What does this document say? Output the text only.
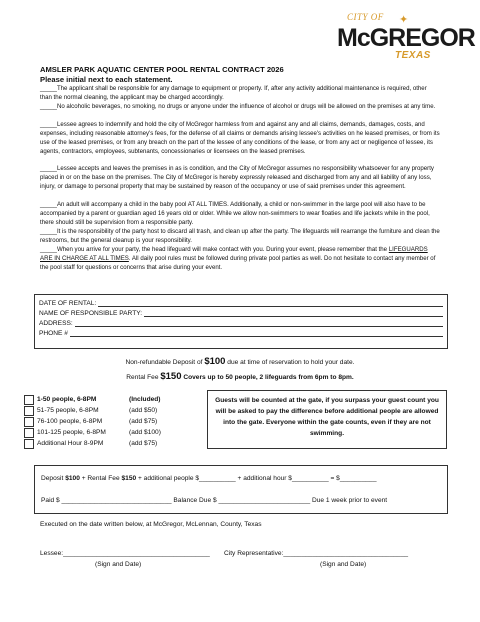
CITY OF ✦
McGREGOR
TEXAS
AMSLER PARK AQUATIC CENTER POOL RENTAL CONTRACT 2026
Please initial next to each statement.
_____The applicant shall be responsible for any damage to equipment or property. If, after any activity additional maintenance is required, other than the normal cleaning, the applicant may be charged accordingly.
_____No alcoholic beverages, no smoking, no drugs or anyone under the influence of alcohol or drugs will be allowed on the premises at any time.
_____Lessee agrees to indemnify and hold the city of McGregor harmless from and against any and all claims, demands, damages, costs, and expenses, including reasonable attorney's fees, for the defense of all claims or demands arising lessee's activities on he leased premises, or from its use of the leased premises, or from any breach on the part of the lessee of any conditions of the lease, or from any act or negligence of lessee, its agents, contractors, employees, subtenants, concessionaries or licensees on the leased premises.
_____Lessee accepts and leaves the premises in as is condition, and the City of McGregor assumes no responsibility whatsoever for any property placed in or on the base on the premises. The City of McGregor is hereby expressly released and discharged from any and all liability of any loss, injury, or damage to personal property that may be sustained by reason of the occupancy or use of said premises under this agreement.
_____An adult will accompany a child in the baby pool AT ALL TIMES. Additionally, a child or non-swimmer in the large pool will also have to be accompanied by a parent or guardian aged 16 years old or older. While we allow non-swimmers to wear floaties and life jackets while in the pool, there should still be supervision from a responsible party.
_____It is the responsibility of the party host to discard all trash, and clean up after the party. The lifeguards will rearrange the furniture and clean the restrooms, but the general cleanup is your responsibility.
_____When you arrive for your party, the head lifeguard will make contact with you. During your event, please remember that the LIFEGUARDS ARE IN CHARGE AT ALL TIMES. All daily pool rules must be followed during private pool parties as well. Do not hesitate to contact any member of the pool staff for questions or concerns that arise during your event.
DATE OF RENTAL:
NAME OF RESPONSIBLE PARTY:
ADDRESS:
PHONE #
Non-refundable Deposit of $100 due at time of reservation to hold your date.
Rental Fee $150 Covers up to 50 people, 2 lifeguards from 6pm to 8pm.
1-50 people, 6-8PM	(Included)
51-75 people, 6-8PM	(add $50)
76-100 people, 6-8PM	(add $75)
101-125 people, 6-8PM	(add $100)
Additional Hour 8-9PM	(add $75)
Guests will be counted at the gate, if you surpass your guest count you will be asked to pay the difference before additional people are allowed into the gate. Everyone within the gate counts, even if they are not swimming.
Deposit $100 + Rental Fee $150 + additional people $__________ + additional hour $__________ = $__________
Paid $ ______________________________ Balance Due $ _________________________ Due 1 week prior to event
Executed on the date written below, at McGregor, McLennan, County, Texas
Lessee:________________________________________ City Representative:__________________________________
(Sign and Date)	(Sign and Date)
⁂
> _PROBLEM TO WORK ON_
Report all lines of the data above that include the string "under".

> _TASK RESULT_
_____No alcoholic beverages, no smoking, no drugs or anyone under the influence of alcohol or drugs will be allowed on the premises at any time.
_____Lessee accepts and leaves the premises in as is condition, and the City of McGregor assumes no responsibility whatsoever for any property placed in or on the base on the premises. The City of McGregor is hereby expressly released and discharged from any and all liability of any loss, injury, or damage to personal property that may be sustained by reason of the occupancy or use of said premises under this agreement.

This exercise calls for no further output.